## WHAT IS BEING ASKED
Could you give the data below again, exactly and completely?

Collected data entries:
_____

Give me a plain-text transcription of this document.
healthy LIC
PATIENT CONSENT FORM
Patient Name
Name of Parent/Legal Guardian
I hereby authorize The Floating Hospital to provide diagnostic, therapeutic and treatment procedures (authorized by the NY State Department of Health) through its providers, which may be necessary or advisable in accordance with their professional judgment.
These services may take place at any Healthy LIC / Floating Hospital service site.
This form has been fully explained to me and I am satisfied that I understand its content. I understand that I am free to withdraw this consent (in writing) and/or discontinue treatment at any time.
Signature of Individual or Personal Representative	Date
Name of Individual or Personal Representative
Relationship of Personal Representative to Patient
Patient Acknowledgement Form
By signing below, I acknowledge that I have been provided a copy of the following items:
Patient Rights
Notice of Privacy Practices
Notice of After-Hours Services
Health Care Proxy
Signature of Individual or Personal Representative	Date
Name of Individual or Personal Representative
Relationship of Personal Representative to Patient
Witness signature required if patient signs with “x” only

_____

## THE REPLY
Give me a plain-text transcription of this document.
healthy LIC
PATIENT CONSENT FORM
Patient Name
Name of Parent/Legal Guardian
I hereby authorize The Floating Hospital to provide diagnostic, therapeutic and treatment procedures (authorized by the NY State Department of Health) through its providers, which may be necessary or advisable in accordance with their professional judgment.
These services may take place at any Healthy LIC / Floating Hospital service site.
This form has been fully explained to me and I am satisfied that I understand its content. I understand that I am free to withdraw this consent (in writing) and/or discontinue treatment at any time.
Signature of Individual or Personal Representative	Date
Name of Individual or Personal Representative
Relationship of Personal Representative to Patient
Patient Acknowledgement Form
By signing below, I acknowledge that I have been provided a copy of the following items:
Patient Rights
Notice of Privacy Practices
Notice of After-Hours Services
Health Care Proxy
Signature of Individual or Personal Representative	Date
Name of Individual or Personal Representative
Relationship of Personal Representative to Patient
Witness signature required if patient signs with “x” only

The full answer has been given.